Copy out each line of the data that holds the word "label".

++++++++

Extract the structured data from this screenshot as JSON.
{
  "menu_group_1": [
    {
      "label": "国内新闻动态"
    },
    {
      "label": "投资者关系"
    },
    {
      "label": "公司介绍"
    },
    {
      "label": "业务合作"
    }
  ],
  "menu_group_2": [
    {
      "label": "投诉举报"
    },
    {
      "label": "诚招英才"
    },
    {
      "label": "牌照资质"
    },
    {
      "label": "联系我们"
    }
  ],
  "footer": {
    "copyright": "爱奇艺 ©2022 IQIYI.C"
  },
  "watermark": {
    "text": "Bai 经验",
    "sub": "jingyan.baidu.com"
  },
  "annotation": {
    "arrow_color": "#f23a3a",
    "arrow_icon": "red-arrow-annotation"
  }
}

++++++++

RESULT FOR THIS TASK:
      "label": "国内新闻动态"
      "label": "投资者关系"
      "label": "公司介绍"
      "label": "业务合作"
      "label": "投诉举报"
      "label": "诚招英才"
      "label": "牌照资质"
      "label": "联系我们"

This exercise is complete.